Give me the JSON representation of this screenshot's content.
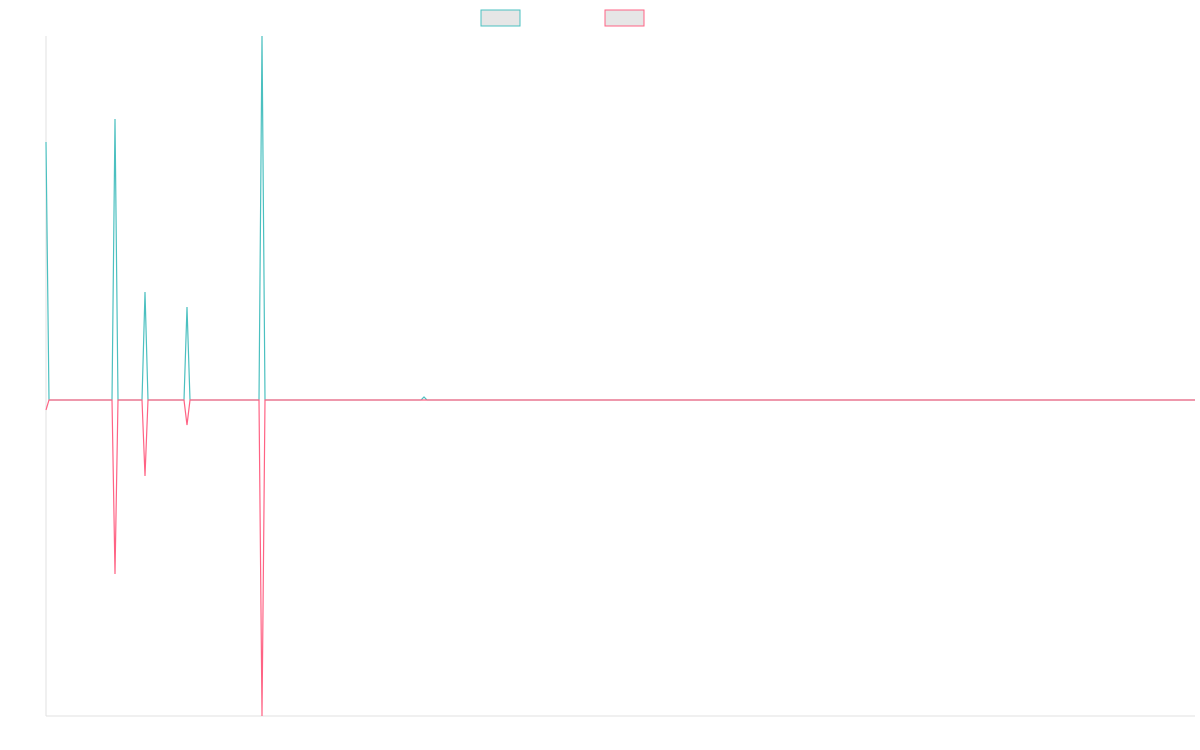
{
  "chart_data": {
    "type": "line",
    "x": [
      0,
      1,
      22,
      23,
      24,
      32,
      33,
      34,
      46,
      47,
      48,
      71,
      72,
      73,
      125,
      126,
      127,
      383
    ],
    "xlim": [
      0,
      383
    ],
    "ylim": [
      -316,
      364
    ],
    "series": [
      {
        "color": "#4bc0c0",
        "values": [
          258,
          0,
          0,
          281,
          0,
          0,
          108,
          0,
          0,
          93,
          0,
          0,
          364,
          0,
          0,
          3,
          0,
          0
        ]
      },
      {
        "color": "#ff6384",
        "values": [
          -10,
          0,
          0,
          -174,
          0,
          0,
          -76,
          0,
          0,
          -25,
          0,
          0,
          -316,
          0,
          0,
          0,
          0,
          0
        ]
      }
    ]
  }
}
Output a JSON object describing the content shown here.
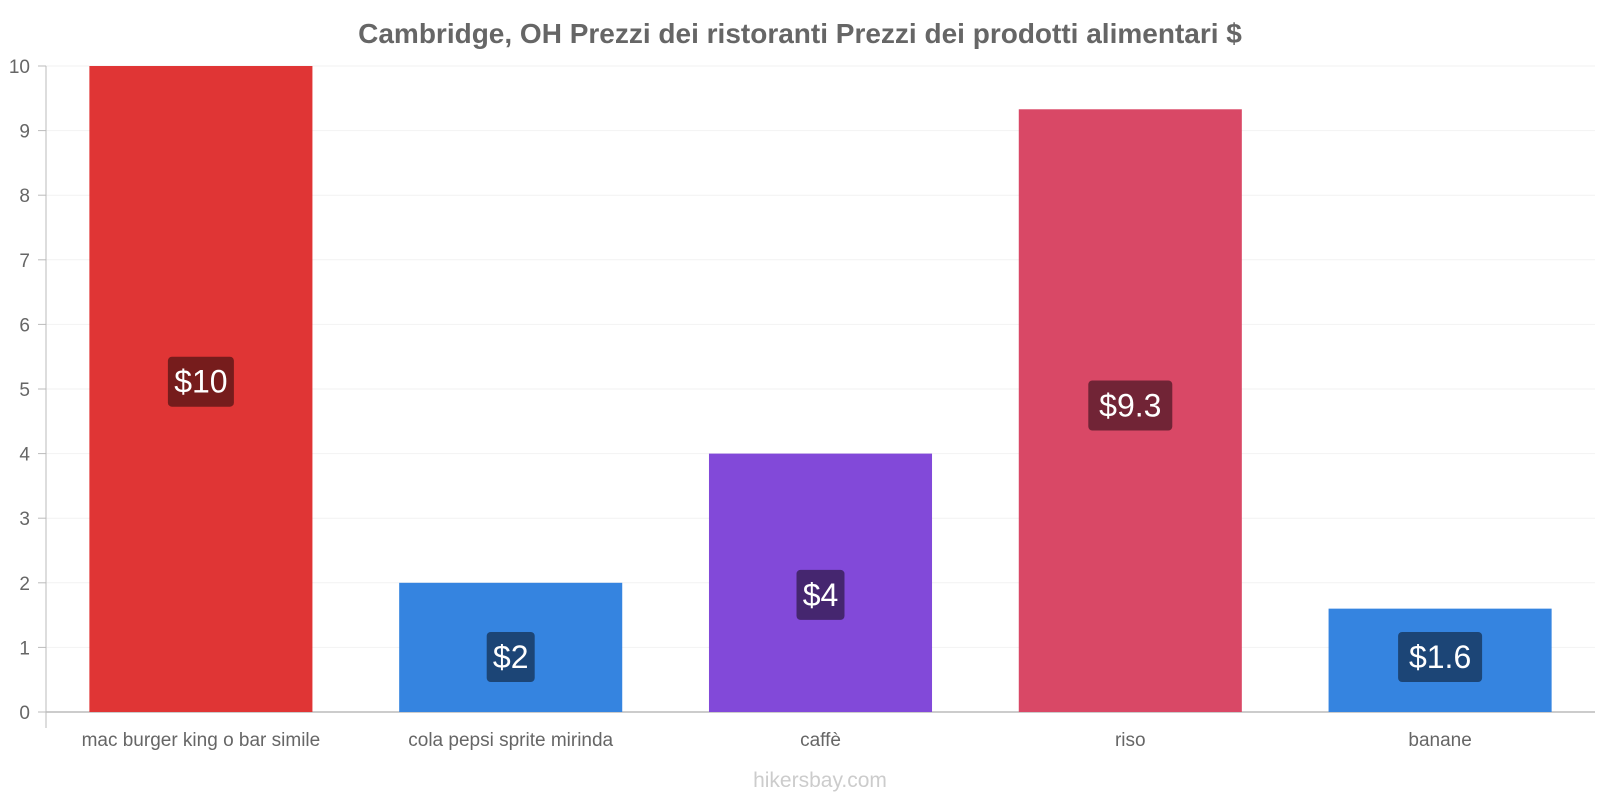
{
  "chart_data": {
    "type": "bar",
    "title": "Cambridge, OH Prezzi dei ristoranti Prezzi dei prodotti alimentari $",
    "categories": [
      "mac burger king o bar simile",
      "cola pepsi sprite mirinda",
      "caffè",
      "riso",
      "banane"
    ],
    "values": [
      10,
      2,
      4,
      9.33,
      1.6
    ],
    "value_labels": [
      "$10",
      "$2",
      "$4",
      "$9.3",
      "$1.6"
    ],
    "colors": [
      "#e03535",
      "#3584e0",
      "#8249d9",
      "#d94866",
      "#3584e0"
    ],
    "label_colors": [
      "#761c1c",
      "#1c4576",
      "#45266f",
      "#712436",
      "#1c4576"
    ],
    "ylim": [
      0,
      10
    ],
    "yticks": [
      0,
      1,
      2,
      3,
      4,
      5,
      6,
      7,
      8,
      9,
      10
    ],
    "xlabel": "",
    "ylabel": "",
    "grid": true
  },
  "watermark": "hikersbay.com"
}
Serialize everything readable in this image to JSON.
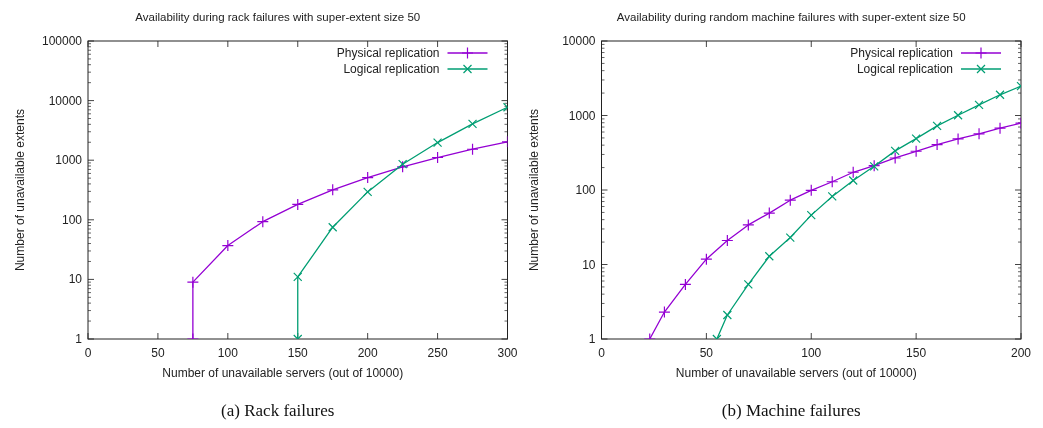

| Problem details |
Return the whole listing, word for word, and leave out every picture.

| Exercise response |
Give me the JSON representation of this screenshot's content.
{
  "chart_data": {
    "type": "line",
    "x": [
      0,
      1,
      22,
      23,
      24,
      32,
      33,
      34,
      46,
      47,
      48,
      71,
      72,
      73,
      125,
      126,
      127,
      383
    ],
    "xlim": [
      0,
      383
    ],
    "ylim": [
      -316,
      364
    ],
    "series": [
      {
        "color": "#4bc0c0",
        "values": [
          258,
          0,
          0,
          281,
          0,
          0,
          108,
          0,
          0,
          93,
          0,
          0,
          364,
          0,
          0,
          3,
          0,
          0
        ]
      },
      {
        "color": "#ff6384",
        "values": [
          -10,
          0,
          0,
          -174,
          0,
          0,
          -76,
          0,
          0,
          -25,
          0,
          0,
          -316,
          0,
          0,
          0,
          0,
          0
        ]
      }
    ]
  }
}
Output a JSON object describing the content shown here.
{
  "chart_data": {
    "type": "bar",
    "title": "Cambridge, OH Prezzi dei ristoranti Prezzi dei prodotti alimentari $",
    "categories": [
      "mac burger king o bar simile",
      "cola pepsi sprite mirinda",
      "caffè",
      "riso",
      "banane"
    ],
    "values": [
      10,
      2,
      4,
      9.33,
      1.6
    ],
    "value_labels": [
      "$10",
      "$2",
      "$4",
      "$9.3",
      "$1.6"
    ],
    "colors": [
      "#e03535",
      "#3584e0",
      "#8249d9",
      "#d94866",
      "#3584e0"
    ],
    "label_colors": [
      "#761c1c",
      "#1c4576",
      "#45266f",
      "#712436",
      "#1c4576"
    ],
    "ylim": [
      0,
      10
    ],
    "yticks": [
      0,
      1,
      2,
      3,
      4,
      5,
      6,
      7,
      8,
      9,
      10
    ],
    "xlabel": "",
    "ylabel": "",
    "grid": true
  },
  "watermark": "hikersbay.com"
}
Serialize everything readable in this image to JSON.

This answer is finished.